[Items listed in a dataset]
--------
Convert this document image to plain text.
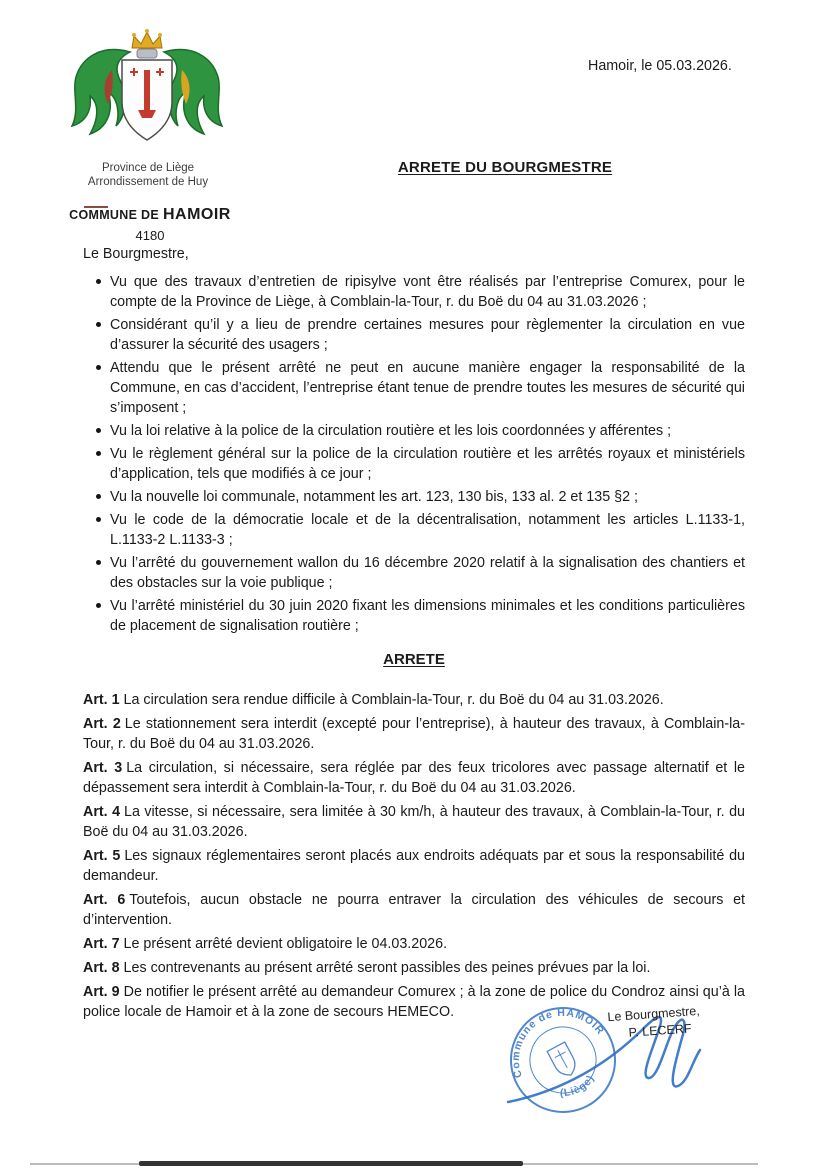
Province de Liège
Arrondissement de Huy
COMMUNE DE HAMOIR
4180
Hamoir, le 05.03.2026.
ARRETE DU BOURGMESTRE

Le Bourgmestre,

Vu que des travaux d’entretien de ripisylve vont être réalisés par l’entreprise Comurex, pour le compte de la Province de Liège, à Comblain-la-Tour, r. du Boë du 04 au 31.03.2026 ;
Considérant qu’il y a lieu de prendre certaines mesures pour règlementer la circulation en vue d’assurer la sécurité des usagers ;
Attendu que le présent arrêté ne peut en aucune manière engager la responsabilité de la Commune, en cas d’accident, l’entreprise étant tenue de prendre toutes les mesures de sécurité qui s’imposent ;
Vu la loi relative à la police de la circulation routière et les lois coordonnées y afférentes ;
Vu le règlement général sur la police de la circulation routière et les arrêtés royaux et ministériels d’application, tels que modifiés à ce jour ;
Vu la nouvelle loi communale, notamment les art. 123, 130 bis, 133 al. 2 et 135 §2 ;
Vu le code de la démocratie locale et de la décentralisation, notamment les articles L.1133-1, L.1133-2 L.1133-3 ;
Vu l’arrêté du gouvernement wallon du 16 décembre 2020 relatif à la signalisation des chantiers et des obstacles sur la voie publique ;
Vu l’arrêté ministériel du 30 juin 2020 fixant les dimensions minimales et les conditions particulières de placement de signalisation routière ;
ARRETE

Art. 1 La circulation sera rendue difficile à Comblain-la-Tour, r. du Boë du 04 au 31.03.2026.

Art. 2 Le stationnement sera interdit (excepté pour l’entreprise), à hauteur des travaux, à Comblain-la-Tour, r. du Boë du 04 au 31.03.2026.

Art. 3 La circulation, si nécessaire, sera réglée par des feux tricolores avec passage alternatif et le dépassement sera interdit à Comblain-la-Tour, r. du Boë du 04 au 31.03.2026.

Art. 4 La vitesse, si nécessaire, sera limitée à 30 km/h, à hauteur des travaux, à Comblain-la-Tour, r. du Boë du 04 au 31.03.2026.

Art. 5 Les signaux réglementaires seront placés aux endroits adéquats par et sous la responsabilité du demandeur.

Art. 6 Toutefois, aucun obstacle ne pourra entraver la circulation des véhicules de secours et d’intervention.

Art. 7 Le présent arrêté devient obligatoire le 04.03.2026.

Art. 8 Les contrevenants au présent arrêté seront passibles des peines prévues par la loi.

Art. 9 De notifier le présent arrêté au demandeur Comurex ; à la zone de police du Condroz ainsi qu’à la police locale de Hamoir et à la zone de secours HEMECO.

Commune de HAMOIR
(Liège)
Le Bourgmestre,
P. LECERF
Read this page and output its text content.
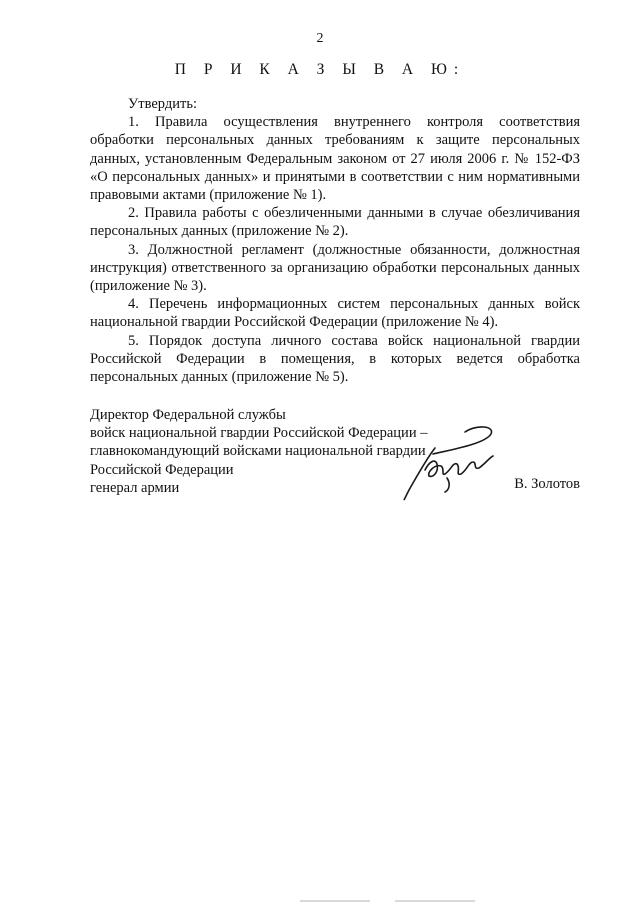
2
П Р И К А З Ы В А Ю:

Утвердить:

1. Правила осуществления внутреннего контроля соответствия обработки персональных данных требованиям к защите персональных данных, установленным Федеральным законом от 27 июля 2006 г. № 152-ФЗ «О персональных данных» и принятыми в соответствии с ним нормативными правовыми актами (приложение № 1).

2. Правила работы с обезличенными данными в случае обезличивания персональных данных (приложение № 2).

3. Должностной регламент (должностные обязанности, должностная инструкция) ответственного за организацию обработки персональных данных (приложение № 3).

4. Перечень информационных систем персональных данных войск национальной гвардии Российской Федерации (приложение № 4).

5. Порядок доступа личного состава войск национальной гвардии Российской Федерации в помещения, в которых ведется обработка персональных данных (приложение № 5).

Директор Федеральной службы
войск национальной гвардии Российской Федерации –
главнокомандующий войсками национальной гвардии
Российской Федерации
генерал армии	В. Золотов
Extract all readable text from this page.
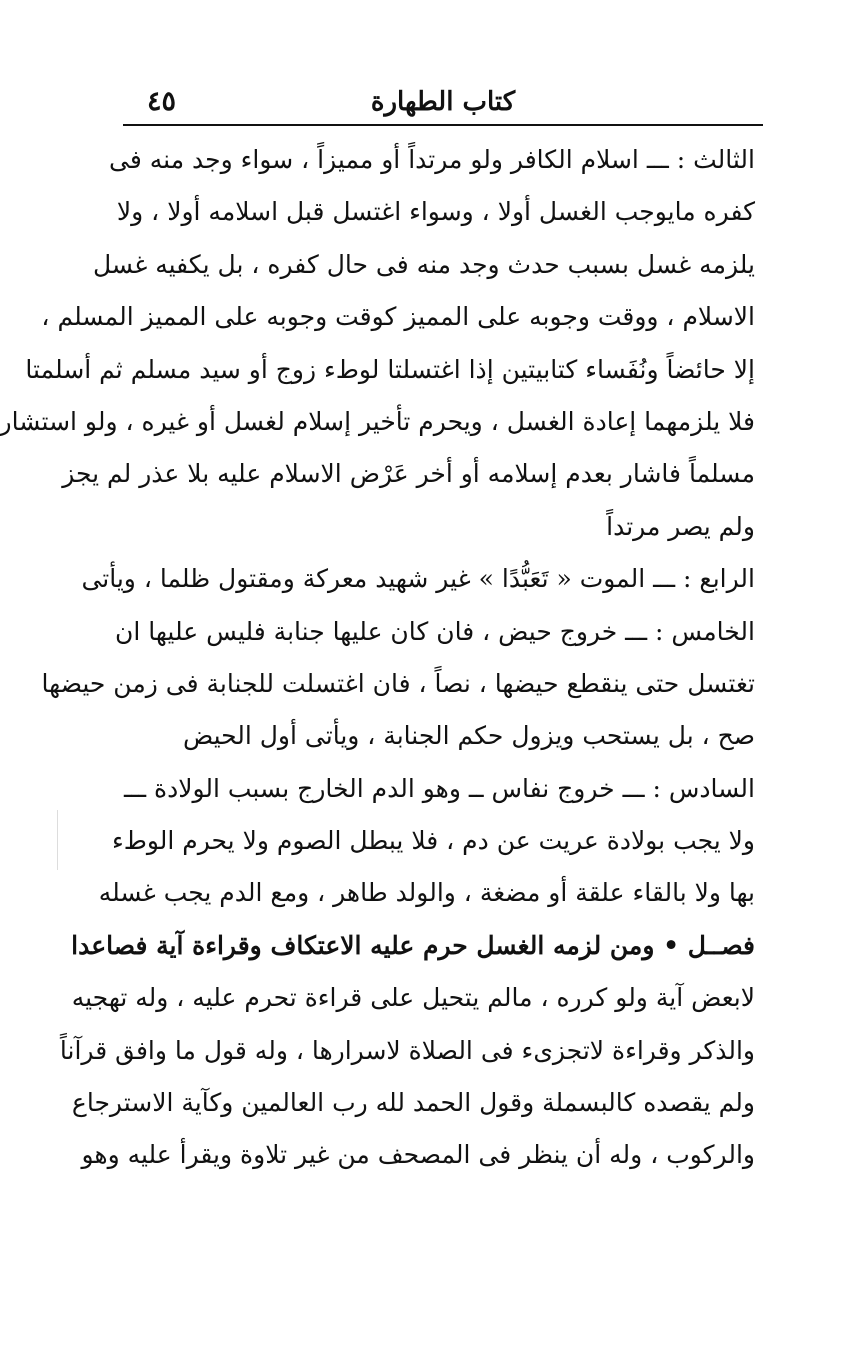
كتاب الطهارة
٤٥
الثالث : ـــ اسلام الكافر ولو مرتداً أو مميزاً ، سواء وجد منه فى
كفره مايوجب الغسل أولا ، وسواء اغتسل قبل اسلامه أولا ، ولا
يلزمه غسل بسبب حدث وجد منه فى حال كفره ، بل يكفيه غسل
الاسلام ، ووقت وجوبه على المميز كوقت وجوبه على المميز المسلم ،
إلا حائضاً ونُفَساء كتابيتين إذا اغتسلتا لوطء زوج أو سيد مسلم ثم أسلمتا
فلا يلزمهما إعادة الغسل ، ويحرم تأخير إسلام لغسل أو غيره ، ولو استشار
مسلماً فاشار بعدم إسلامه أو أخر عَرْض الاسلام عليه بلا عذر لم يجز
ولم يصر مرتداً
الرابع : ـــ الموت « تَعَبُّدًا » غير شهيد معركة ومقتول ظلما ، ويأتى
الخامس : ـــ خروج حيض ، فان كان عليها جنابة فليس عليها ان
تغتسل حتى ينقطع حيضها ، نصاً ، فان اغتسلت للجنابة فى زمن حيضها
صح ، بل يستحب ويزول حكم الجنابة ، ويأتى أول الحيض
السادس : ـــ خروج نفاس ــ وهو الدم الخارج بسبب الولادة ـــ
ولا يجب بولادة عريت عن دم ، فلا يبطل الصوم ولا يحرم الوطء
بها ولا بالقاء علقة أو مضغة ، والولد طاهر ، ومع الدم يجب غسله
فصــل • ومن لزمه الغسل حرم عليه الاعتكاف وقراءة آية فصاعدا
لابعض آية ولو كرره ، مالم يتحيل على قراءة تحرم عليه ، وله تهجيه
والذكر وقراءة لاتجزىء فى الصلاة لاسرارها ، وله قول ما وافق قرآناً
ولم يقصده كالبسملة وقول الحمد لله رب العالمين وكآية الاسترجاع
والركوب ، وله أن ينظر فى المصحف من غير تلاوة ويقرأ عليه وهو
--------
Brief: In your copy of the listing above, reproduce each line exactly and omit all pictures.

Finished exercise:
Convert this document image to plain text.
Province de Liège
Arrondissement de Huy
COMMUNE DE HAMOIR
4180
Hamoir, le 05.03.2026.
ARRETE DU BOURGMESTRE

Le Bourgmestre,

Vu que des travaux d’entretien de ripisylve vont être réalisés par l’entreprise Comurex, pour le compte de la Province de Liège, à Comblain-la-Tour, r. du Boë du 04 au 31.03.2026 ;
Considérant qu’il y a lieu de prendre certaines mesures pour règlementer la circulation en vue d’assurer la sécurité des usagers ;
Attendu que le présent arrêté ne peut en aucune manière engager la responsabilité de la Commune, en cas d’accident, l’entreprise étant tenue de prendre toutes les mesures de sécurité qui s’imposent ;
Vu la loi relative à la police de la circulation routière et les lois coordonnées y afférentes ;
Vu le règlement général sur la police de la circulation routière et les arrêtés royaux et ministériels d’application, tels que modifiés à ce jour ;
Vu la nouvelle loi communale, notamment les art. 123, 130 bis, 133 al. 2 et 135 §2 ;
Vu le code de la démocratie locale et de la décentralisation, notamment les articles L.1133-1, L.1133-2 L.1133-3 ;
Vu l’arrêté du gouvernement wallon du 16 décembre 2020 relatif à la signalisation des chantiers et des obstacles sur la voie publique ;
Vu l’arrêté ministériel du 30 juin 2020 fixant les dimensions minimales et les conditions particulières de placement de signalisation routière ;
ARRETE

Art. 1 La circulation sera rendue difficile à Comblain-la-Tour, r. du Boë du 04 au 31.03.2026.

Art. 2 Le stationnement sera interdit (excepté pour l’entreprise), à hauteur des travaux, à Comblain-la-Tour, r. du Boë du 04 au 31.03.2026.

Art. 3 La circulation, si nécessaire, sera réglée par des feux tricolores avec passage alternatif et le dépassement sera interdit à Comblain-la-Tour, r. du Boë du 04 au 31.03.2026.

Art. 4 La vitesse, si nécessaire, sera limitée à 30 km/h, à hauteur des travaux, à Comblain-la-Tour, r. du Boë du 04 au 31.03.2026.

Art. 5 Les signaux réglementaires seront placés aux endroits adéquats par et sous la responsabilité du demandeur.

Art. 6 Toutefois, aucun obstacle ne pourra entraver la circulation des véhicules de secours et d’intervention.

Art. 7 Le présent arrêté devient obligatoire le 04.03.2026.

Art. 8 Les contrevenants au présent arrêté seront passibles des peines prévues par la loi.

Art. 9 De notifier le présent arrêté au demandeur Comurex ; à la zone de police du Condroz ainsi qu’à la police locale de Hamoir et à la zone de secours HEMECO.

Commune de HAMOIR
(Liège)
Le Bourgmestre,
P. LECERF
Read this page and output its text content.
2
П Р И К А З Ы В А Ю:

Утвердить:

1. Правила осуществления внутреннего контроля соответствия обработки персональных данных требованиям к защите персональных данных, установленным Федеральным законом от 27 июля 2006 г. № 152-ФЗ «О персональных данных» и принятыми в соответствии с ним нормативными правовыми актами (приложение № 1).

2. Правила работы с обезличенными данными в случае обезличивания персональных данных (приложение № 2).

3. Должностной регламент (должностные обязанности, должностная инструкция) ответственного за организацию обработки персональных данных (приложение № 3).

4. Перечень информационных систем персональных данных войск национальной гвардии Российской Федерации (приложение № 4).

5. Порядок доступа личного состава войск национальной гвардии Российской Федерации в помещения, в которых ведется обработка персональных данных (приложение № 5).

Директор Федеральной службы
войск национальной гвардии Российской Федерации –
главнокомандующий войсками национальной гвардии
Российской Федерации
генерал армии	В. Золотов
Extract all readable text from this page.
كتاب الطهارة
٤٥
الثالث : ـــ اسلام الكافر ولو مرتداً أو مميزاً ، سواء وجد منه فى
كفره مايوجب الغسل أولا ، وسواء اغتسل قبل اسلامه أولا ، ولا
يلزمه غسل بسبب حدث وجد منه فى حال كفره ، بل يكفيه غسل
الاسلام ، ووقت وجوبه على المميز كوقت وجوبه على المميز المسلم ،
إلا حائضاً ونُفَساء كتابيتين إذا اغتسلتا لوطء زوج أو سيد مسلم ثم أسلمتا
فلا يلزمهما إعادة الغسل ، ويحرم تأخير إسلام لغسل أو غيره ، ولو استشار
مسلماً فاشار بعدم إسلامه أو أخر عَرْض الاسلام عليه بلا عذر لم يجز
ولم يصر مرتداً
الرابع : ـــ الموت « تَعَبُّدًا » غير شهيد معركة ومقتول ظلما ، ويأتى
الخامس : ـــ خروج حيض ، فان كان عليها جنابة فليس عليها ان
تغتسل حتى ينقطع حيضها ، نصاً ، فان اغتسلت للجنابة فى زمن حيضها
صح ، بل يستحب ويزول حكم الجنابة ، ويأتى أول الحيض
السادس : ـــ خروج نفاس ــ وهو الدم الخارج بسبب الولادة ـــ
ولا يجب بولادة عريت عن دم ، فلا يبطل الصوم ولا يحرم الوطء
بها ولا بالقاء علقة أو مضغة ، والولد طاهر ، ومع الدم يجب غسله
فصــل • ومن لزمه الغسل حرم عليه الاعتكاف وقراءة آية فصاعدا
لابعض آية ولو كرره ، مالم يتحيل على قراءة تحرم عليه ، وله تهجيه
والذكر وقراءة لاتجزىء فى الصلاة لاسرارها ، وله قول ما وافق قرآناً
ولم يقصده كالبسملة وقول الحمد لله رب العالمين وكآية الاسترجاع
والركوب ، وله أن ينظر فى المصحف من غير تلاوة ويقرأ عليه وهو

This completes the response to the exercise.